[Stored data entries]

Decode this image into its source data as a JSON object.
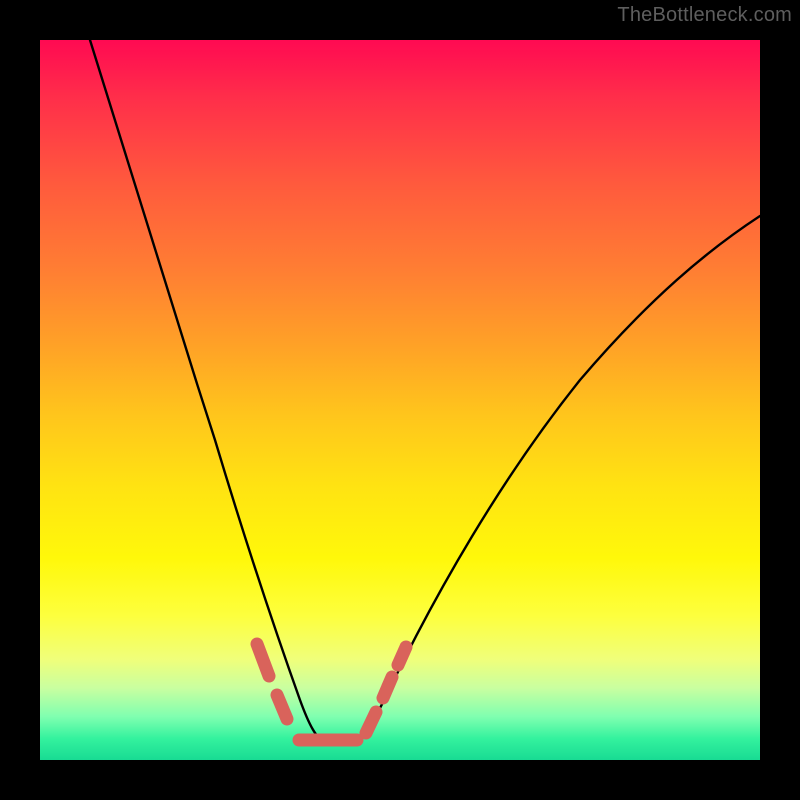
{
  "watermark": {
    "text": "TheBottleneck.com"
  },
  "chart_data": {
    "type": "line",
    "title": "",
    "xlabel": "",
    "ylabel": "",
    "xlim": [
      0,
      100
    ],
    "ylim": [
      0,
      100
    ],
    "grid": false,
    "legend": false,
    "background_gradient": [
      {
        "pos": 0.0,
        "color": "#ff0a52"
      },
      {
        "pos": 0.5,
        "color": "#ffd018"
      },
      {
        "pos": 0.82,
        "color": "#fbff3a"
      },
      {
        "pos": 1.0,
        "color": "#18db93"
      }
    ],
    "series": [
      {
        "name": "bottleneck-curve",
        "stroke": "#000000",
        "x": [
          7,
          10,
          14,
          18,
          22,
          26,
          29.5,
          32,
          34,
          36,
          37.5,
          39,
          44,
          46,
          48,
          50,
          53,
          57,
          62,
          68,
          75,
          83,
          92,
          100
        ],
        "y": [
          100,
          90,
          78,
          66,
          54,
          42,
          31,
          23,
          16,
          10,
          6,
          3,
          3,
          5,
          9,
          14,
          21,
          30,
          40,
          49,
          58,
          65,
          71,
          76
        ]
      },
      {
        "name": "marker-band",
        "stroke": "#d9635b",
        "marker": "round-cap-thick",
        "x": [
          30.5,
          33,
          36,
          39,
          43.5,
          46.5,
          48.5,
          50.5
        ],
        "y": [
          14,
          8,
          3,
          2.8,
          3,
          6,
          10,
          14
        ]
      }
    ]
  }
}
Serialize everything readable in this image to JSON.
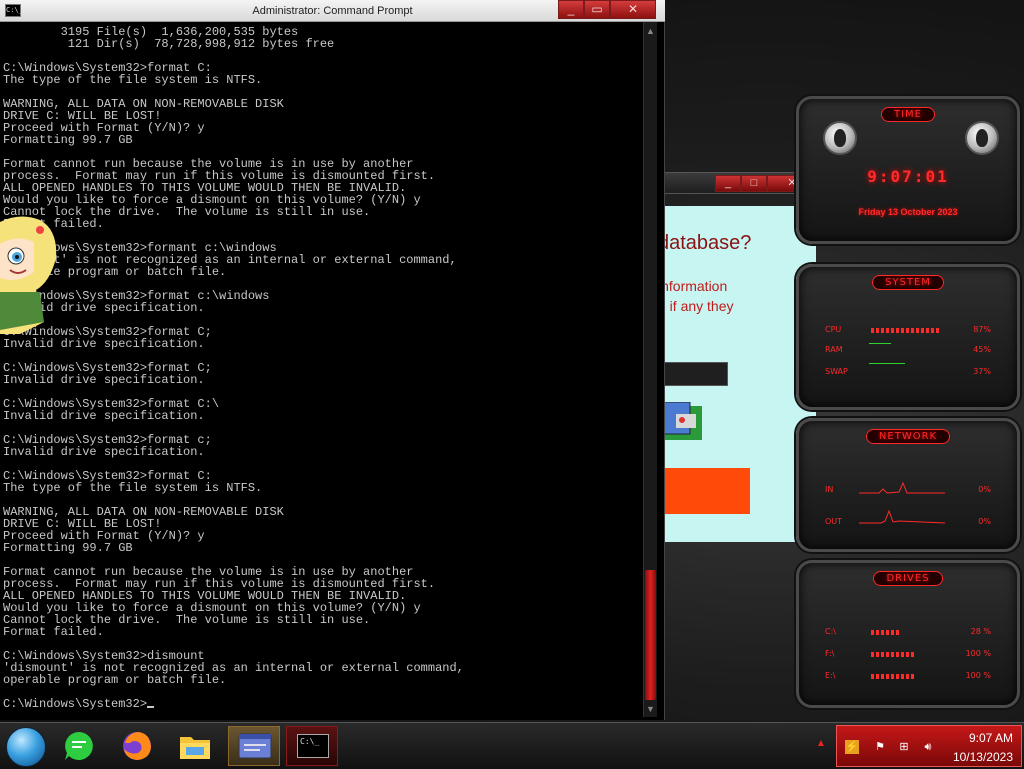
{
  "cmd_window": {
    "title": "Administrator: Command Prompt",
    "sysicon": "C:\\_",
    "minimize_glyph": "_",
    "restore_glyph": "▭",
    "close_glyph": "✕",
    "lines": [
      "        3195 File(s)  1,636,200,535 bytes",
      "         121 Dir(s)  78,728,998,912 bytes free",
      "",
      "C:\\Windows\\System32>format C:",
      "The type of the file system is NTFS.",
      "",
      "WARNING, ALL DATA ON NON-REMOVABLE DISK",
      "DRIVE C: WILL BE LOST!",
      "Proceed with Format (Y/N)? y",
      "Formatting 99.7 GB",
      "",
      "Format cannot run because the volume is in use by another",
      "process.  Format may run if this volume is dismounted first.",
      "ALL OPENED HANDLES TO THIS VOLUME WOULD THEN BE INVALID.",
      "Would you like to force a dismount on this volume? (Y/N) y",
      "Cannot lock the drive.  The volume is still in use.",
      "Format failed.",
      "",
      "C:\\Windows\\System32>formant c:\\windows",
      "'formant' is not recognized as an internal or external command,",
      "operable program or batch file.",
      "",
      "C:\\Windows\\System32>format c:\\windows",
      "Invalid drive specification.",
      "",
      "C:\\Windows\\System32>format C;",
      "Invalid drive specification.",
      "",
      "C:\\Windows\\System32>format C;",
      "Invalid drive specification.",
      "",
      "C:\\Windows\\System32>format C:\\",
      "Invalid drive specification.",
      "",
      "C:\\Windows\\System32>format c;",
      "Invalid drive specification.",
      "",
      "C:\\Windows\\System32>format C:",
      "The type of the file system is NTFS.",
      "",
      "WARNING, ALL DATA ON NON-REMOVABLE DISK",
      "DRIVE C: WILL BE LOST!",
      "Proceed with Format (Y/N)? y",
      "Formatting 99.7 GB",
      "",
      "Format cannot run because the volume is in use by another",
      "process.  Format may run if this volume is dismounted first.",
      "ALL OPENED HANDLES TO THIS VOLUME WOULD THEN BE INVALID.",
      "Would you like to force a dismount on this volume? (Y/N) y",
      "Cannot lock the drive.  The volume is still in use.",
      "Format failed.",
      "",
      "C:\\Windows\\System32>dismount",
      "'dismount' is not recognized as an internal or external command,",
      "operable program or batch file.",
      ""
    ],
    "prompt": "C:\\Windows\\System32>"
  },
  "bg_dialog": {
    "heading": "database?",
    "line1": "information",
    "line2": "e if any they",
    "minimize_glyph": "_",
    "restore_glyph": "□",
    "close_glyph": "✕"
  },
  "gadgets": {
    "time": {
      "title": "TIME",
      "clock": "9:07:01",
      "date": "Friday 13 October 2023"
    },
    "system": {
      "title": "SYSTEM",
      "rows": [
        {
          "label": "CPU",
          "value": "87%",
          "level": 0.87
        },
        {
          "label": "RAM",
          "value": "45%",
          "level": 0.45
        },
        {
          "label": "SWAP",
          "value": "37%",
          "level": 0.37
        }
      ]
    },
    "network": {
      "title": "NETWORK",
      "rows": [
        {
          "label": "IN",
          "value": "0%"
        },
        {
          "label": "OUT",
          "value": "0%"
        }
      ]
    },
    "drives": {
      "title": "DRIVES",
      "rows": [
        {
          "label": "C:\\",
          "value": "28 %",
          "level": 0.28
        },
        {
          "label": "F:\\",
          "value": "100 %",
          "level": 1.0
        },
        {
          "label": "E:\\",
          "value": "100 %",
          "level": 1.0
        }
      ]
    }
  },
  "taskbar": {
    "clock_time": "9:07 AM",
    "clock_date": "10/13/2023",
    "cmd_task_label": "C:\\_",
    "icons": [
      "start-orb-icon",
      "chat-icon",
      "firefox-icon",
      "file-explorer-icon",
      "window-app-icon",
      "command-prompt-icon"
    ],
    "tray_icons": [
      "show-hidden-icons-icon",
      "app-tray-icon",
      "flag-icon",
      "network-icon",
      "volume-icon"
    ]
  },
  "colors": {
    "accent_red": "#ff2a2a",
    "tray_red": "#c51818",
    "console_text": "#c8c8c8",
    "dialog_bg": "#c7f5f1"
  }
}
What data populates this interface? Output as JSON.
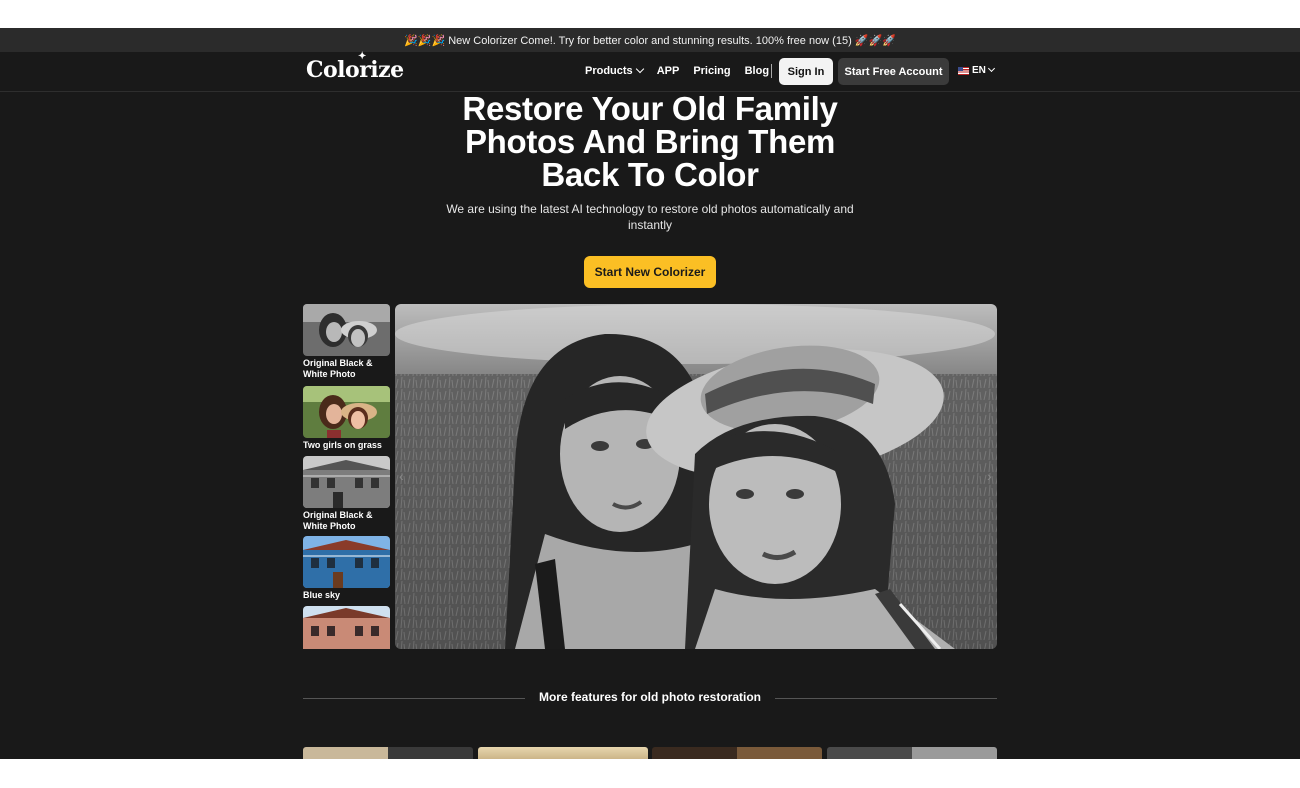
{
  "announcement": "🎉🎉🎉 New Colorizer Come!. Try for better color and stunning results. 100% free now (15) 🚀🚀🚀",
  "nav": {
    "logo": "Colorize",
    "links": [
      "Products",
      "APP",
      "Pricing",
      "Blog"
    ],
    "signin": "Sign In",
    "start_account": "Start Free Account",
    "lang": "EN"
  },
  "hero": {
    "title_lines": [
      "Restore Your Old Family",
      "Photos And Bring Them",
      "Back To Color"
    ],
    "subtitle_lines": [
      "We are using the latest AI technology to restore old photos automatically and",
      "instantly"
    ],
    "cta": "Start New Colorizer"
  },
  "gallery": {
    "labels": [
      "Original Black & White Photo",
      "Two girls on grass",
      "Original Black & White Photo",
      "Blue sky"
    ]
  },
  "features": {
    "title": "More features for old photo restoration"
  },
  "colors": {
    "background": "#191919",
    "accent": "#fbbf24",
    "announce_bg": "#2b2b2b"
  }
}
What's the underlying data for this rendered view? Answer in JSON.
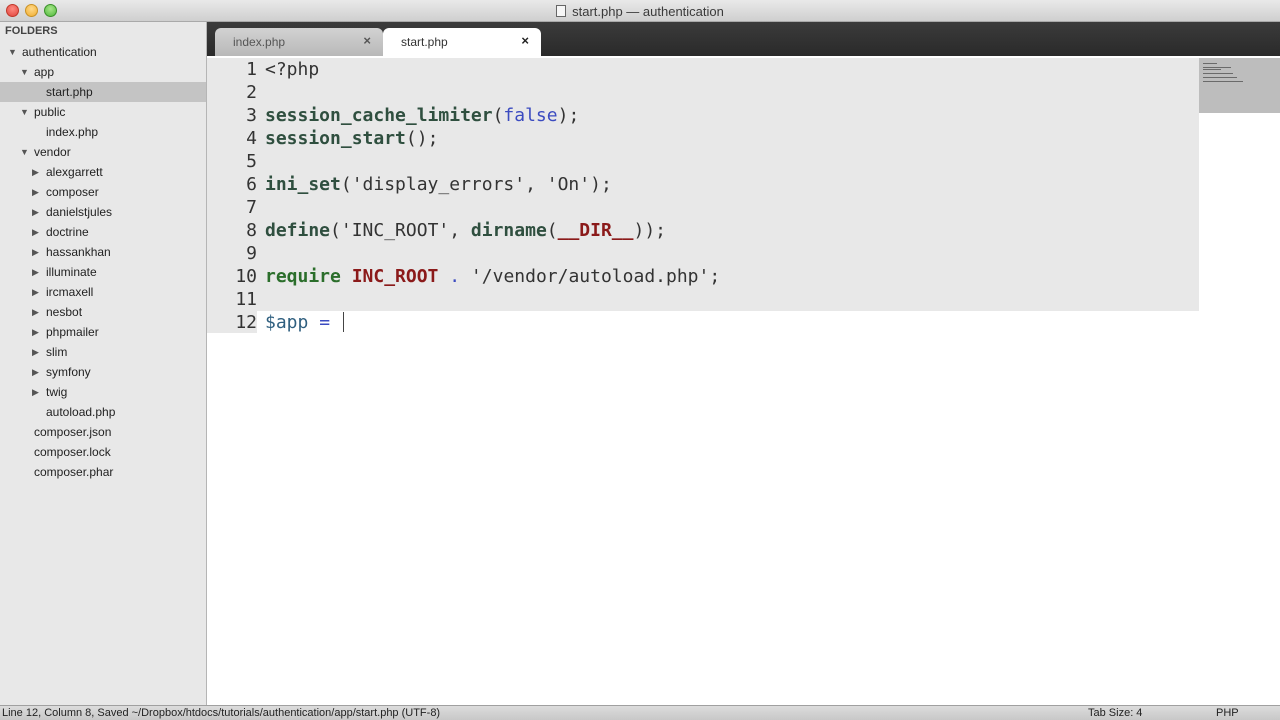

AIM
Above are records with pictures; repeat the records exactly and leave the pictures out.

SOLUTION TO THE PROBLEM
Decode this image into its source data as a JSON object.
{
  "watermark": {
    "text": "TheBottleneck.com"
  },
  "chart_data": {
    "type": "line",
    "title": "",
    "xlabel": "",
    "ylabel": "",
    "xlim": [
      0,
      100
    ],
    "ylim": [
      0,
      100
    ],
    "grid": false,
    "legend": false,
    "background_gradient": [
      {
        "pos": 0.0,
        "color": "#ff0a52"
      },
      {
        "pos": 0.5,
        "color": "#ffd018"
      },
      {
        "pos": 0.82,
        "color": "#fbff3a"
      },
      {
        "pos": 1.0,
        "color": "#18db93"
      }
    ],
    "series": [
      {
        "name": "bottleneck-curve",
        "stroke": "#000000",
        "x": [
          7,
          10,
          14,
          18,
          22,
          26,
          29.5,
          32,
          34,
          36,
          37.5,
          39,
          44,
          46,
          48,
          50,
          53,
          57,
          62,
          68,
          75,
          83,
          92,
          100
        ],
        "y": [
          100,
          90,
          78,
          66,
          54,
          42,
          31,
          23,
          16,
          10,
          6,
          3,
          3,
          5,
          9,
          14,
          21,
          30,
          40,
          49,
          58,
          65,
          71,
          76
        ]
      },
      {
        "name": "marker-band",
        "stroke": "#d9635b",
        "marker": "round-cap-thick",
        "x": [
          30.5,
          33,
          36,
          39,
          43.5,
          46.5,
          48.5,
          50.5
        ],
        "y": [
          14,
          8,
          3,
          2.8,
          3,
          6,
          10,
          14
        ]
      }
    ]
  }
}
Serialize everything readable in this image to JSON.
{
  "cmd_window": {
    "title": "Administrator: Command Prompt",
    "sysicon": "C:\\_",
    "minimize_glyph": "_",
    "restore_glyph": "▭",
    "close_glyph": "✕",
    "lines": [
      "        3195 File(s)  1,636,200,535 bytes",
      "         121 Dir(s)  78,728,998,912 bytes free",
      "",
      "C:\\Windows\\System32>format C:",
      "The type of the file system is NTFS.",
      "",
      "WARNING, ALL DATA ON NON-REMOVABLE DISK",
      "DRIVE C: WILL BE LOST!",
      "Proceed with Format (Y/N)? y",
      "Formatting 99.7 GB",
      "",
      "Format cannot run because the volume is in use by another",
      "process.  Format may run if this volume is dismounted first.",
      "ALL OPENED HANDLES TO THIS VOLUME WOULD THEN BE INVALID.",
      "Would you like to force a dismount on this volume? (Y/N) y",
      "Cannot lock the drive.  The volume is still in use.",
      "Format failed.",
      "",
      "C:\\Windows\\System32>formant c:\\windows",
      "'formant' is not recognized as an internal or external command,",
      "operable program or batch file.",
      "",
      "C:\\Windows\\System32>format c:\\windows",
      "Invalid drive specification.",
      "",
      "C:\\Windows\\System32>format C;",
      "Invalid drive specification.",
      "",
      "C:\\Windows\\System32>format C;",
      "Invalid drive specification.",
      "",
      "C:\\Windows\\System32>format C:\\",
      "Invalid drive specification.",
      "",
      "C:\\Windows\\System32>format c;",
      "Invalid drive specification.",
      "",
      "C:\\Windows\\System32>format C:",
      "The type of the file system is NTFS.",
      "",
      "WARNING, ALL DATA ON NON-REMOVABLE DISK",
      "DRIVE C: WILL BE LOST!",
      "Proceed with Format (Y/N)? y",
      "Formatting 99.7 GB",
      "",
      "Format cannot run because the volume is in use by another",
      "process.  Format may run if this volume is dismounted first.",
      "ALL OPENED HANDLES TO THIS VOLUME WOULD THEN BE INVALID.",
      "Would you like to force a dismount on this volume? (Y/N) y",
      "Cannot lock the drive.  The volume is still in use.",
      "Format failed.",
      "",
      "C:\\Windows\\System32>dismount",
      "'dismount' is not recognized as an internal or external command,",
      "operable program or batch file.",
      ""
    ],
    "prompt": "C:\\Windows\\System32>"
  },
  "bg_dialog": {
    "heading": "database?",
    "line1": "information",
    "line2": "e if any they",
    "minimize_glyph": "_",
    "restore_glyph": "□",
    "close_glyph": "✕"
  },
  "gadgets": {
    "time": {
      "title": "TIME",
      "clock": "9:07:01",
      "date": "Friday 13 October 2023"
    },
    "system": {
      "title": "SYSTEM",
      "rows": [
        {
          "label": "CPU",
          "value": "87%",
          "level": 0.87
        },
        {
          "label": "RAM",
          "value": "45%",
          "level": 0.45
        },
        {
          "label": "SWAP",
          "value": "37%",
          "level": 0.37
        }
      ]
    },
    "network": {
      "title": "NETWORK",
      "rows": [
        {
          "label": "IN",
          "value": "0%"
        },
        {
          "label": "OUT",
          "value": "0%"
        }
      ]
    },
    "drives": {
      "title": "DRIVES",
      "rows": [
        {
          "label": "C:\\",
          "value": "28 %",
          "level": 0.28
        },
        {
          "label": "F:\\",
          "value": "100 %",
          "level": 1.0
        },
        {
          "label": "E:\\",
          "value": "100 %",
          "level": 1.0
        }
      ]
    }
  },
  "taskbar": {
    "clock_time": "9:07 AM",
    "clock_date": "10/13/2023",
    "cmd_task_label": "C:\\_",
    "icons": [
      "start-orb-icon",
      "chat-icon",
      "firefox-icon",
      "file-explorer-icon",
      "window-app-icon",
      "command-prompt-icon"
    ],
    "tray_icons": [
      "show-hidden-icons-icon",
      "app-tray-icon",
      "flag-icon",
      "network-icon",
      "volume-icon"
    ]
  },
  "colors": {
    "accent_red": "#ff2a2a",
    "tray_red": "#c51818",
    "console_text": "#c8c8c8",
    "dialog_bg": "#c7f5f1"
  }
}
What data populates this interface? Output as JSON.
{
  "announcement": "🎉🎉🎉 New Colorizer Come!. Try for better color and stunning results. 100% free now (15) 🚀🚀🚀",
  "nav": {
    "logo": "Colorize",
    "links": [
      "Products",
      "APP",
      "Pricing",
      "Blog"
    ],
    "signin": "Sign In",
    "start_account": "Start Free Account",
    "lang": "EN"
  },
  "hero": {
    "title_lines": [
      "Restore Your Old Family",
      "Photos And Bring Them",
      "Back To Color"
    ],
    "subtitle_lines": [
      "We are using the latest AI technology to restore old photos automatically and",
      "instantly"
    ],
    "cta": "Start New Colorizer"
  },
  "gallery": {
    "labels": [
      "Original Black & White Photo",
      "Two girls on grass",
      "Original Black & White Photo",
      "Blue sky"
    ]
  },
  "features": {
    "title": "More features for old photo restoration"
  },
  "colors": {
    "background": "#191919",
    "accent": "#fbbf24",
    "announce_bg": "#2b2b2b"
  }
}
What's the underlying data for this rendered view? Answer in JSON.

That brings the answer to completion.